[START]
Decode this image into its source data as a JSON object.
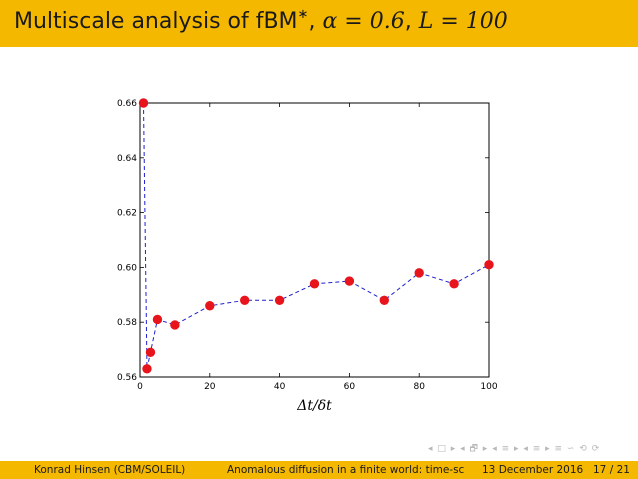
{
  "slide": {
    "title_prefix": "Multiscale analysis of fBM",
    "title_star": "∗",
    "title_mid": ", ",
    "title_alpha": "α = 0.6",
    "title_sep": ", ",
    "title_L": "L = 100"
  },
  "footer": {
    "author": "Konrad Hinsen  (CBM/SOLEIL)",
    "talk": "Anomalous diffusion in a finite world: time-sc",
    "date": "13 December 2016",
    "page": "17 / 21"
  },
  "nav_symbols": "◂ □ ▸ ◂ 🗗 ▸ ◂ ≡ ▸ ◂ ≡ ▸   ≡   ∽ ⟲ ⟳",
  "colors": {
    "accent": "#f5b800",
    "marker": "#e8141c",
    "line": "#1f1fcf"
  },
  "chart_data": {
    "type": "line",
    "xlabel": "Δt/δt",
    "ylabel": "",
    "xlim": [
      0,
      100
    ],
    "ylim": [
      0.56,
      0.66
    ],
    "xticks": [
      "0",
      "20",
      "40",
      "60",
      "80",
      "100"
    ],
    "yticks": [
      "0.56",
      "0.58",
      "0.60",
      "0.62",
      "0.64",
      "0.66"
    ],
    "grid": false,
    "series": [
      {
        "x": [
          1,
          2,
          3,
          5,
          10,
          20,
          30,
          40,
          50,
          60,
          70,
          80,
          90,
          100
        ],
        "values": [
          0.66,
          0.563,
          0.569,
          0.581,
          0.579,
          0.586,
          0.588,
          0.588,
          0.594,
          0.595,
          0.588,
          0.598,
          0.594,
          0.601
        ]
      }
    ]
  }
}
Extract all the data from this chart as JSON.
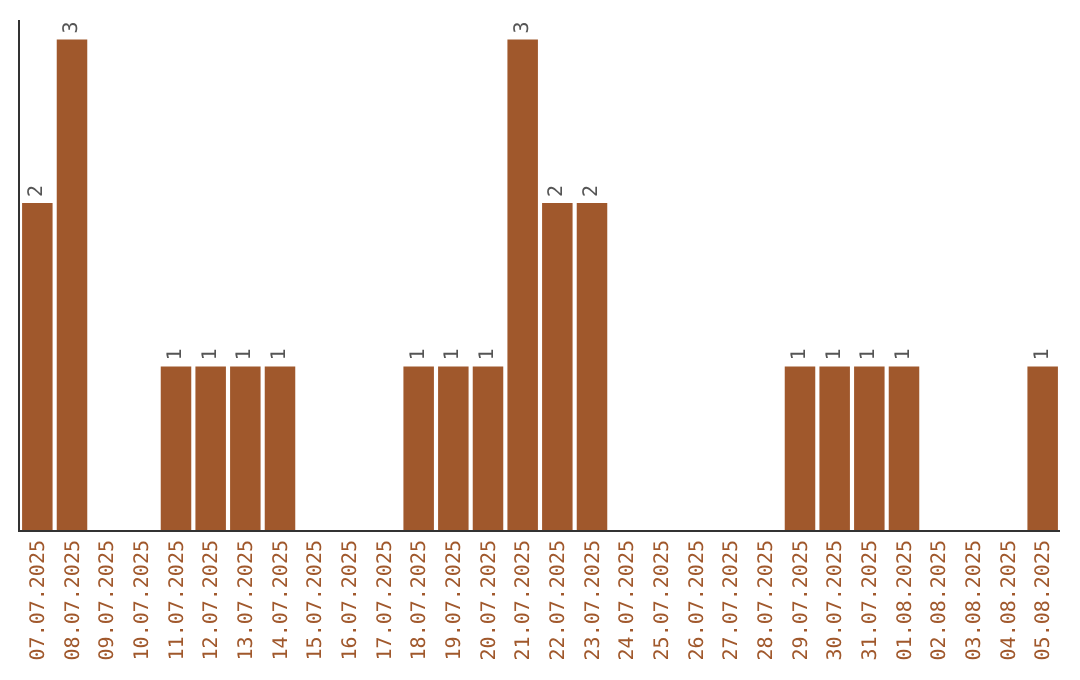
{
  "chart_data": {
    "type": "bar",
    "categories": [
      "07.07.2025",
      "08.07.2025",
      "09.07.2025",
      "10.07.2025",
      "11.07.2025",
      "12.07.2025",
      "13.07.2025",
      "14.07.2025",
      "15.07.2025",
      "16.07.2025",
      "17.07.2025",
      "18.07.2025",
      "19.07.2025",
      "20.07.2025",
      "21.07.2025",
      "22.07.2025",
      "23.07.2025",
      "24.07.2025",
      "25.07.2025",
      "26.07.2025",
      "27.07.2025",
      "28.07.2025",
      "29.07.2025",
      "30.07.2025",
      "31.07.2025",
      "01.08.2025",
      "02.08.2025",
      "03.08.2025",
      "04.08.2025",
      "05.08.2025"
    ],
    "values": [
      2,
      3,
      0,
      0,
      1,
      1,
      1,
      1,
      0,
      0,
      0,
      1,
      1,
      1,
      3,
      2,
      2,
      0,
      0,
      0,
      0,
      0,
      1,
      1,
      1,
      1,
      0,
      0,
      0,
      1
    ],
    "value_labels": [
      "2",
      "3",
      null,
      null,
      "1",
      "1",
      "1",
      "1",
      null,
      null,
      null,
      "1",
      "1",
      "1",
      "3",
      "2",
      "2",
      null,
      null,
      null,
      null,
      null,
      "1",
      "1",
      "1",
      "1",
      null,
      null,
      null,
      "1"
    ],
    "color": "#a0582c"
  }
}
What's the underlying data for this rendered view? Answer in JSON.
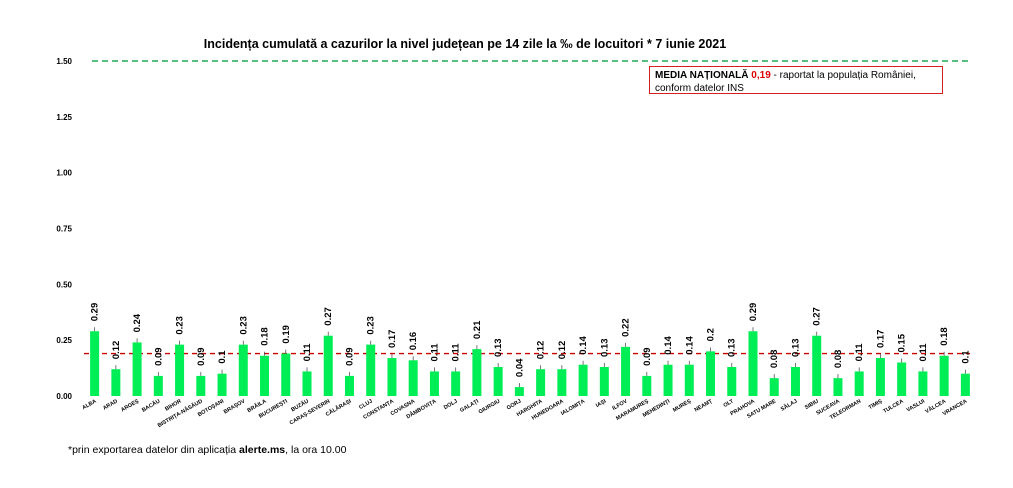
{
  "title": "Incidența cumulată a cazurilor la nivel județean pe 14 zile la ‰ de locuitori *  7 iunie 2021",
  "note": {
    "label": "MEDIA NAȚIONALĂ",
    "value": "0,19",
    "text_line1": " - raportat la populația României,",
    "text_line2": "conform datelor INS"
  },
  "footnote": {
    "prefix": "*prin exportarea datelor din aplicația ",
    "app": "alerte.ms",
    "suffix": ", la ora 10.00"
  },
  "colors": {
    "bar": "#00ee55",
    "reference_line": "#cc0000",
    "top_line": "#22aa55",
    "leader": "#555555"
  },
  "chart_data": {
    "type": "bar",
    "title": "Incidența cumulată a cazurilor la nivel județean pe 14 zile la ‰ de locuitori *  7 iunie 2021",
    "xlabel": "",
    "ylabel": "",
    "ylim": [
      0,
      1.5
    ],
    "yticks": [
      "0.00",
      "0.25",
      "0.50",
      "0.75",
      "1.00",
      "1.25",
      "1.50"
    ],
    "grid": false,
    "reference_lines": [
      {
        "value": 1.5,
        "style": "dashed",
        "color": "#22aa55"
      },
      {
        "value": 0.19,
        "style": "dashed",
        "color": "#cc0000"
      }
    ],
    "categories": [
      "ALBA",
      "ARAD",
      "ARGEȘ",
      "BACĂU",
      "BIHOR",
      "BISTRIȚA-NĂSĂUD",
      "BOTOȘANI",
      "BRAȘOV",
      "BRĂILA",
      "BUCUREȘTI",
      "BUZĂU",
      "CARAȘ-SEVERIN",
      "CĂLĂRAȘI",
      "CLUJ",
      "CONSTANȚA",
      "COVASNA",
      "DÂMBOVIȚA",
      "DOLJ",
      "GALAȚI",
      "GIURGIU",
      "GORJ",
      "HARGHITA",
      "HUNEDOARA",
      "IALOMIȚA",
      "IAȘI",
      "ILFOV",
      "MARAMUREȘ",
      "MEHEDINȚI",
      "MUREȘ",
      "NEAMȚ",
      "OLT",
      "PRAHOVA",
      "SATU MARE",
      "SĂLAJ",
      "SIBIU",
      "SUCEAVA",
      "TELEORMAN",
      "TIMIȘ",
      "TULCEA",
      "VASLUI",
      "VÂLCEA",
      "VRANCEA"
    ],
    "values": [
      0.29,
      0.12,
      0.24,
      0.09,
      0.23,
      0.09,
      0.1,
      0.23,
      0.18,
      0.19,
      0.11,
      0.27,
      0.09,
      0.23,
      0.17,
      0.16,
      0.11,
      0.11,
      0.21,
      0.13,
      0.04,
      0.12,
      0.12,
      0.14,
      0.13,
      0.22,
      0.09,
      0.14,
      0.14,
      0.2,
      0.13,
      0.29,
      0.08,
      0.13,
      0.27,
      0.08,
      0.11,
      0.17,
      0.15,
      0.11,
      0.18,
      0.1
    ],
    "data_labels": [
      "0.29",
      "0.12",
      "0.24",
      "0.09",
      "0.23",
      "0.09",
      "0.1",
      "0.23",
      "0.18",
      "0.19",
      "0.11",
      "0.27",
      "0.09",
      "0.23",
      "0.17",
      "0.16",
      "0.11",
      "0.11",
      "0.21",
      "0.13",
      "0.04",
      "0.12",
      "0.12",
      "0.14",
      "0.13",
      "0.22",
      "0.09",
      "0.14",
      "0.14",
      "0.2",
      "0.13",
      "0.29",
      "0.08",
      "0.13",
      "0.27",
      "0.08",
      "0.11",
      "0.17",
      "0.15",
      "0.11",
      "0.18",
      "0.1"
    ]
  }
}
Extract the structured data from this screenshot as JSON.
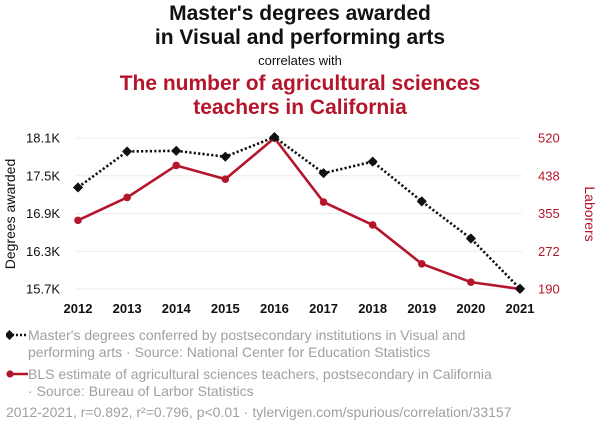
[END]
#### [What needs to be done]
Print out the lines exactly, skipping any picture.

#### [Solution]
Decode this image into its source data as a JSON object.
{
  "slide": {
    "title_prefix": "Multiscale analysis of fBM",
    "title_star": "∗",
    "title_mid": ", ",
    "title_alpha": "α = 0.6",
    "title_sep": ", ",
    "title_L": "L = 100"
  },
  "footer": {
    "author": "Konrad Hinsen  (CBM/SOLEIL)",
    "talk": "Anomalous diffusion in a finite world: time-sc",
    "date": "13 December 2016",
    "page": "17 / 21"
  },
  "nav_symbols": "◂ □ ▸ ◂ 🗗 ▸ ◂ ≡ ▸ ◂ ≡ ▸   ≡   ∽ ⟲ ⟳",
  "colors": {
    "accent": "#f5b800",
    "marker": "#e8141c",
    "line": "#1f1fcf"
  },
  "chart_data": {
    "type": "line",
    "xlabel": "Δt/δt",
    "ylabel": "",
    "xlim": [
      0,
      100
    ],
    "ylim": [
      0.56,
      0.66
    ],
    "xticks": [
      "0",
      "20",
      "40",
      "60",
      "80",
      "100"
    ],
    "yticks": [
      "0.56",
      "0.58",
      "0.60",
      "0.62",
      "0.64",
      "0.66"
    ],
    "grid": false,
    "series": [
      {
        "x": [
          1,
          2,
          3,
          5,
          10,
          20,
          30,
          40,
          50,
          60,
          70,
          80,
          90,
          100
        ],
        "values": [
          0.66,
          0.563,
          0.569,
          0.581,
          0.579,
          0.586,
          0.588,
          0.588,
          0.594,
          0.595,
          0.588,
          0.598,
          0.594,
          0.601
        ]
      }
    ]
  }
}
Extract all the data from this chart as JSON.
{
  "chart_data": {
    "type": "bar",
    "categories": [
      "07.07.2025",
      "08.07.2025",
      "09.07.2025",
      "10.07.2025",
      "11.07.2025",
      "12.07.2025",
      "13.07.2025",
      "14.07.2025",
      "15.07.2025",
      "16.07.2025",
      "17.07.2025",
      "18.07.2025",
      "19.07.2025",
      "20.07.2025",
      "21.07.2025",
      "22.07.2025",
      "23.07.2025",
      "24.07.2025",
      "25.07.2025",
      "26.07.2025",
      "27.07.2025",
      "28.07.2025",
      "29.07.2025",
      "30.07.2025",
      "31.07.2025",
      "01.08.2025",
      "02.08.2025",
      "03.08.2025",
      "04.08.2025",
      "05.08.2025"
    ],
    "values": [
      2,
      3,
      0,
      0,
      1,
      1,
      1,
      1,
      0,
      0,
      0,
      1,
      1,
      1,
      3,
      2,
      2,
      0,
      0,
      0,
      0,
      0,
      1,
      1,
      1,
      1,
      0,
      0,
      0,
      1
    ],
    "value_labels": [
      "2",
      "3",
      null,
      null,
      "1",
      "1",
      "1",
      "1",
      null,
      null,
      null,
      "1",
      "1",
      "1",
      "3",
      "2",
      "2",
      null,
      null,
      null,
      null,
      null,
      "1",
      "1",
      "1",
      "1",
      null,
      null,
      null,
      "1"
    ],
    "color": "#a0582c"
  }
}
What's the underlying data for this rendered view? Answer in JSON.
{
  "title": "Incidența cumulată a cazurilor la nivel județean pe 14 zile la ‰ de locuitori *  7 iunie 2021",
  "note": {
    "label": "MEDIA NAȚIONALĂ",
    "value": "0,19",
    "text_line1": " - raportat la populația României,",
    "text_line2": "conform datelor INS"
  },
  "footnote": {
    "prefix": "*prin exportarea datelor din aplicația ",
    "app": "alerte.ms",
    "suffix": ", la ora 10.00"
  },
  "colors": {
    "bar": "#00ee55",
    "reference_line": "#cc0000",
    "top_line": "#22aa55",
    "leader": "#555555"
  },
  "chart_data": {
    "type": "bar",
    "title": "Incidența cumulată a cazurilor la nivel județean pe 14 zile la ‰ de locuitori *  7 iunie 2021",
    "xlabel": "",
    "ylabel": "",
    "ylim": [
      0,
      1.5
    ],
    "yticks": [
      "0.00",
      "0.25",
      "0.50",
      "0.75",
      "1.00",
      "1.25",
      "1.50"
    ],
    "grid": false,
    "reference_lines": [
      {
        "value": 1.5,
        "style": "dashed",
        "color": "#22aa55"
      },
      {
        "value": 0.19,
        "style": "dashed",
        "color": "#cc0000"
      }
    ],
    "categories": [
      "ALBA",
      "ARAD",
      "ARGEȘ",
      "BACĂU",
      "BIHOR",
      "BISTRIȚA-NĂSĂUD",
      "BOTOȘANI",
      "BRAȘOV",
      "BRĂILA",
      "BUCUREȘTI",
      "BUZĂU",
      "CARAȘ-SEVERIN",
      "CĂLĂRAȘI",
      "CLUJ",
      "CONSTANȚA",
      "COVASNA",
      "DÂMBOVIȚA",
      "DOLJ",
      "GALAȚI",
      "GIURGIU",
      "GORJ",
      "HARGHITA",
      "HUNEDOARA",
      "IALOMIȚA",
      "IAȘI",
      "ILFOV",
      "MARAMUREȘ",
      "MEHEDINȚI",
      "MUREȘ",
      "NEAMȚ",
      "OLT",
      "PRAHOVA",
      "SATU MARE",
      "SĂLAJ",
      "SIBIU",
      "SUCEAVA",
      "TELEORMAN",
      "TIMIȘ",
      "TULCEA",
      "VASLUI",
      "VÂLCEA",
      "VRANCEA"
    ],
    "values": [
      0.29,
      0.12,
      0.24,
      0.09,
      0.23,
      0.09,
      0.1,
      0.23,
      0.18,
      0.19,
      0.11,
      0.27,
      0.09,
      0.23,
      0.17,
      0.16,
      0.11,
      0.11,
      0.21,
      0.13,
      0.04,
      0.12,
      0.12,
      0.14,
      0.13,
      0.22,
      0.09,
      0.14,
      0.14,
      0.2,
      0.13,
      0.29,
      0.08,
      0.13,
      0.27,
      0.08,
      0.11,
      0.17,
      0.15,
      0.11,
      0.18,
      0.1
    ],
    "data_labels": [
      "0.29",
      "0.12",
      "0.24",
      "0.09",
      "0.23",
      "0.09",
      "0.1",
      "0.23",
      "0.18",
      "0.19",
      "0.11",
      "0.27",
      "0.09",
      "0.23",
      "0.17",
      "0.16",
      "0.11",
      "0.11",
      "0.21",
      "0.13",
      "0.04",
      "0.12",
      "0.12",
      "0.14",
      "0.13",
      "0.22",
      "0.09",
      "0.14",
      "0.14",
      "0.2",
      "0.13",
      "0.29",
      "0.08",
      "0.13",
      "0.27",
      "0.08",
      "0.11",
      "0.17",
      "0.15",
      "0.11",
      "0.18",
      "0.1"
    ]
  }
}
Extract the structured data from this screenshot as JSON.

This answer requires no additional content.